Set the listing down again exactly, please, apart from its pictures.

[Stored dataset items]
************
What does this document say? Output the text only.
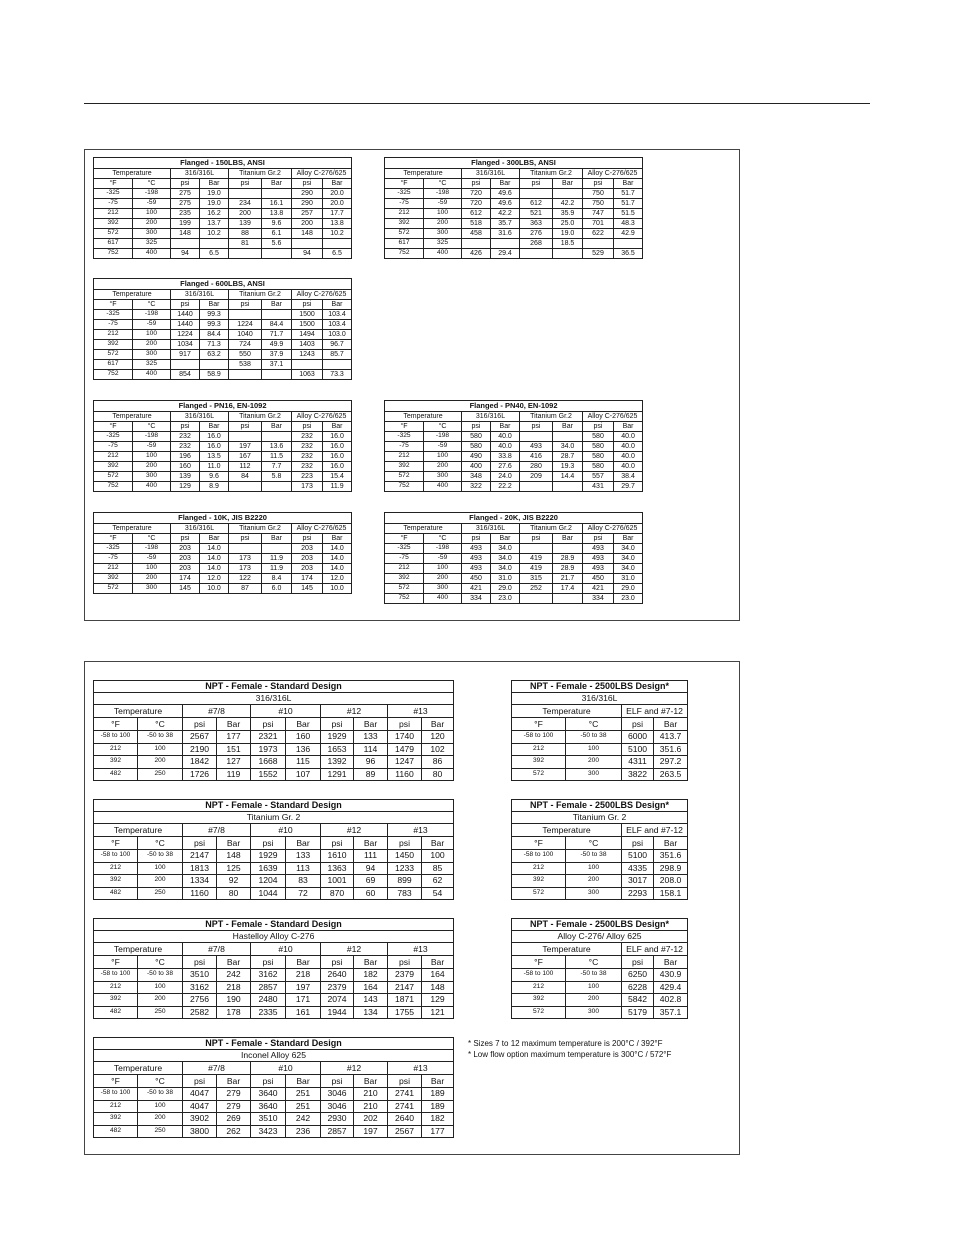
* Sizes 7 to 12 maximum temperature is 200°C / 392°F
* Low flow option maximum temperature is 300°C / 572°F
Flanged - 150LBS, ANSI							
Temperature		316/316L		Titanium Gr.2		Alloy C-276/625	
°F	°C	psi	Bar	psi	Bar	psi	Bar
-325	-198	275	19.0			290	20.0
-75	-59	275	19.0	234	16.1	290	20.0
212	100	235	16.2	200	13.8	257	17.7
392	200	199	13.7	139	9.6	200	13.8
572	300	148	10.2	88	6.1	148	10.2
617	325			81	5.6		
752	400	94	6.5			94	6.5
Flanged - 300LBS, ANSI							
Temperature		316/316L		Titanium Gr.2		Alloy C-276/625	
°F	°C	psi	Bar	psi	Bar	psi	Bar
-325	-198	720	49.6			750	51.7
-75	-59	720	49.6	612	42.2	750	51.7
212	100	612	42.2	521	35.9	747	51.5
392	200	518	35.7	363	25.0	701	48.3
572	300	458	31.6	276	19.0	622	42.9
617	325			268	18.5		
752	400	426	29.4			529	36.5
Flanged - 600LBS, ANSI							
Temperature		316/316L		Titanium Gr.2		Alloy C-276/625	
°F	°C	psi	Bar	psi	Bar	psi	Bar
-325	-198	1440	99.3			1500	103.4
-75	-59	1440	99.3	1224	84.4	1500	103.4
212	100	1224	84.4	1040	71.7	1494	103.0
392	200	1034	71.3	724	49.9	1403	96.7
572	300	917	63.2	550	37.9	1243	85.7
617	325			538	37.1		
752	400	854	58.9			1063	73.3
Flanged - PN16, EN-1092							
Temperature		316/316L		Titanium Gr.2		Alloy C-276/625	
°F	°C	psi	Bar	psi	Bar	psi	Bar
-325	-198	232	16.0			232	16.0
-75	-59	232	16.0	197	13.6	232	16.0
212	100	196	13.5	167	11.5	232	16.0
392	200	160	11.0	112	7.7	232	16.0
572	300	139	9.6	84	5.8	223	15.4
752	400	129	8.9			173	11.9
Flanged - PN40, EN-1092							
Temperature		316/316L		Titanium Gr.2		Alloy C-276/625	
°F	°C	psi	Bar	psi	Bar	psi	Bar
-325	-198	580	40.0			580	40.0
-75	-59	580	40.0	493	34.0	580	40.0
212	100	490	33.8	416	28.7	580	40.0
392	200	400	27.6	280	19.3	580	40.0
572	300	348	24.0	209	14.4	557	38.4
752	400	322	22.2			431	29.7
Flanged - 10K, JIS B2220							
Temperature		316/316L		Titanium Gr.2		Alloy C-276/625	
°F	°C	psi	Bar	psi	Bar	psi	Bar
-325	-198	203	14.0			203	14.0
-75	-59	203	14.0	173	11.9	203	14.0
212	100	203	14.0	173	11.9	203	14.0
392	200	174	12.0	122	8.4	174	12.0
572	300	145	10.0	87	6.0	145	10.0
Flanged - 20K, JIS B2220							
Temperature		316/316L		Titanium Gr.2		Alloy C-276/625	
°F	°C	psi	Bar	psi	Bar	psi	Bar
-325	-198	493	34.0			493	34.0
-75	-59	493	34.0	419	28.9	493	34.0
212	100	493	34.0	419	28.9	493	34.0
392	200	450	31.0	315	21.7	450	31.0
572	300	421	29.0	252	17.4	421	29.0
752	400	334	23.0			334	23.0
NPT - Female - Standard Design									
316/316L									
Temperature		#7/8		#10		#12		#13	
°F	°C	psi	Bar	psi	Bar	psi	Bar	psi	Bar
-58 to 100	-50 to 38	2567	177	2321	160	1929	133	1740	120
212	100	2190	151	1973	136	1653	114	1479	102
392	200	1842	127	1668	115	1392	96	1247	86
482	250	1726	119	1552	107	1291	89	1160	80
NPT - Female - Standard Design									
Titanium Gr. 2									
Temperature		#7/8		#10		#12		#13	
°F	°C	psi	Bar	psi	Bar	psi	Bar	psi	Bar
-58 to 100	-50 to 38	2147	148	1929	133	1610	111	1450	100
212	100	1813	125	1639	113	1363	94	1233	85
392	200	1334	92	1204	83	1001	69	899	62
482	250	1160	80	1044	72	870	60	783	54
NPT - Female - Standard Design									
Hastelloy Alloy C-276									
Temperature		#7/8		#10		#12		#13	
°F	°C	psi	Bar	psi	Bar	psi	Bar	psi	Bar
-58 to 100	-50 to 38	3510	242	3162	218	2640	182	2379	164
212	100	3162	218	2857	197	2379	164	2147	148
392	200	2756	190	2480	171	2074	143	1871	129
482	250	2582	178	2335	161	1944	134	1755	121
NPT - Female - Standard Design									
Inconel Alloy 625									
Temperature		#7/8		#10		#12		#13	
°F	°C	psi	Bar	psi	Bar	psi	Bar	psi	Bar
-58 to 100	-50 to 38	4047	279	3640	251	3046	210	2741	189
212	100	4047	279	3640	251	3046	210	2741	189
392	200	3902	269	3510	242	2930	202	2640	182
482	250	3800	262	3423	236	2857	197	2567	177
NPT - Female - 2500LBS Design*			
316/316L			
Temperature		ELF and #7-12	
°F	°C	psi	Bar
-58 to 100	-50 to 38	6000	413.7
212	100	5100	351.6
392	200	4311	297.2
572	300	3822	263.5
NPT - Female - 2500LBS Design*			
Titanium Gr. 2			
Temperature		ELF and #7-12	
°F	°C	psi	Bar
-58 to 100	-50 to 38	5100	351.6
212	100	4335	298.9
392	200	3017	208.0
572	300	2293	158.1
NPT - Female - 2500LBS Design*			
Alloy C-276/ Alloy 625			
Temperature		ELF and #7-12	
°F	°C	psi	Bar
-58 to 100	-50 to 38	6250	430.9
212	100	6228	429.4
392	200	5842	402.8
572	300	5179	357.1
************
Full answer →
What does this document say? Output the text only.
* Sizes 7 to 12 maximum temperature is 200°C / 392°F
* Low flow option maximum temperature is 300°C / 572°F
Flanged - 150LBS, ANSI							
Temperature		316/316L		Titanium Gr.2		Alloy C-276/625	
°F	°C	psi	Bar	psi	Bar	psi	Bar
-325	-198	275	19.0			290	20.0
-75	-59	275	19.0	234	16.1	290	20.0
212	100	235	16.2	200	13.8	257	17.7
392	200	199	13.7	139	9.6	200	13.8
572	300	148	10.2	88	6.1	148	10.2
617	325			81	5.6		
752	400	94	6.5			94	6.5
Flanged - 300LBS, ANSI							
Temperature		316/316L		Titanium Gr.2		Alloy C-276/625	
°F	°C	psi	Bar	psi	Bar	psi	Bar
-325	-198	720	49.6			750	51.7
-75	-59	720	49.6	612	42.2	750	51.7
212	100	612	42.2	521	35.9	747	51.5
392	200	518	35.7	363	25.0	701	48.3
572	300	458	31.6	276	19.0	622	42.9
617	325			268	18.5		
752	400	426	29.4			529	36.5
Flanged - 600LBS, ANSI							
Temperature		316/316L		Titanium Gr.2		Alloy C-276/625	
°F	°C	psi	Bar	psi	Bar	psi	Bar
-325	-198	1440	99.3			1500	103.4
-75	-59	1440	99.3	1224	84.4	1500	103.4
212	100	1224	84.4	1040	71.7	1494	103.0
392	200	1034	71.3	724	49.9	1403	96.7
572	300	917	63.2	550	37.9	1243	85.7
617	325			538	37.1		
752	400	854	58.9			1063	73.3
Flanged - PN16, EN-1092							
Temperature		316/316L		Titanium Gr.2		Alloy C-276/625	
°F	°C	psi	Bar	psi	Bar	psi	Bar
-325	-198	232	16.0			232	16.0
-75	-59	232	16.0	197	13.6	232	16.0
212	100	196	13.5	167	11.5	232	16.0
392	200	160	11.0	112	7.7	232	16.0
572	300	139	9.6	84	5.8	223	15.4
752	400	129	8.9			173	11.9
Flanged - PN40, EN-1092							
Temperature		316/316L		Titanium Gr.2		Alloy C-276/625	
°F	°C	psi	Bar	psi	Bar	psi	Bar
-325	-198	580	40.0			580	40.0
-75	-59	580	40.0	493	34.0	580	40.0
212	100	490	33.8	416	28.7	580	40.0
392	200	400	27.6	280	19.3	580	40.0
572	300	348	24.0	209	14.4	557	38.4
752	400	322	22.2			431	29.7
Flanged - 10K, JIS B2220							
Temperature		316/316L		Titanium Gr.2		Alloy C-276/625	
°F	°C	psi	Bar	psi	Bar	psi	Bar
-325	-198	203	14.0			203	14.0
-75	-59	203	14.0	173	11.9	203	14.0
212	100	203	14.0	173	11.9	203	14.0
392	200	174	12.0	122	8.4	174	12.0
572	300	145	10.0	87	6.0	145	10.0
Flanged - 20K, JIS B2220							
Temperature		316/316L		Titanium Gr.2		Alloy C-276/625	
°F	°C	psi	Bar	psi	Bar	psi	Bar
-325	-198	493	34.0			493	34.0
-75	-59	493	34.0	419	28.9	493	34.0
212	100	493	34.0	419	28.9	493	34.0
392	200	450	31.0	315	21.7	450	31.0
572	300	421	29.0	252	17.4	421	29.0
752	400	334	23.0			334	23.0
NPT - Female - Standard Design									
316/316L									
Temperature		#7/8		#10		#12		#13	
°F	°C	psi	Bar	psi	Bar	psi	Bar	psi	Bar
-58 to 100	-50 to 38	2567	177	2321	160	1929	133	1740	120
212	100	2190	151	1973	136	1653	114	1479	102
392	200	1842	127	1668	115	1392	96	1247	86
482	250	1726	119	1552	107	1291	89	1160	80
NPT - Female - Standard Design									
Titanium Gr. 2									
Temperature		#7/8		#10		#12		#13	
°F	°C	psi	Bar	psi	Bar	psi	Bar	psi	Bar
-58 to 100	-50 to 38	2147	148	1929	133	1610	111	1450	100
212	100	1813	125	1639	113	1363	94	1233	85
392	200	1334	92	1204	83	1001	69	899	62
482	250	1160	80	1044	72	870	60	783	54
NPT - Female - Standard Design									
Hastelloy Alloy C-276									
Temperature		#7/8		#10		#12		#13	
°F	°C	psi	Bar	psi	Bar	psi	Bar	psi	Bar
-58 to 100	-50 to 38	3510	242	3162	218	2640	182	2379	164
212	100	3162	218	2857	197	2379	164	2147	148
392	200	2756	190	2480	171	2074	143	1871	129
482	250	2582	178	2335	161	1944	134	1755	121
NPT - Female - Standard Design									
Inconel Alloy 625									
Temperature		#7/8		#10		#12		#13	
°F	°C	psi	Bar	psi	Bar	psi	Bar	psi	Bar
-58 to 100	-50 to 38	4047	279	3640	251	3046	210	2741	189
212	100	4047	279	3640	251	3046	210	2741	189
392	200	3902	269	3510	242	2930	202	2640	182
482	250	3800	262	3423	236	2857	197	2567	177
NPT - Female - 2500LBS Design*			
316/316L			
Temperature		ELF and #7-12	
°F	°C	psi	Bar
-58 to 100	-50 to 38	6000	413.7
212	100	5100	351.6
392	200	4311	297.2
572	300	3822	263.5
NPT - Female - 2500LBS Design*			
Titanium Gr. 2			
Temperature		ELF and #7-12	
°F	°C	psi	Bar
-58 to 100	-50 to 38	5100	351.6
212	100	4335	298.9
392	200	3017	208.0
572	300	2293	158.1
NPT - Female - 2500LBS Design*			
Alloy C-276/ Alloy 625			
Temperature		ELF and #7-12	
°F	°C	psi	Bar
-58 to 100	-50 to 38	6250	430.9
212	100	6228	429.4
392	200	5842	402.8
572	300	5179	357.1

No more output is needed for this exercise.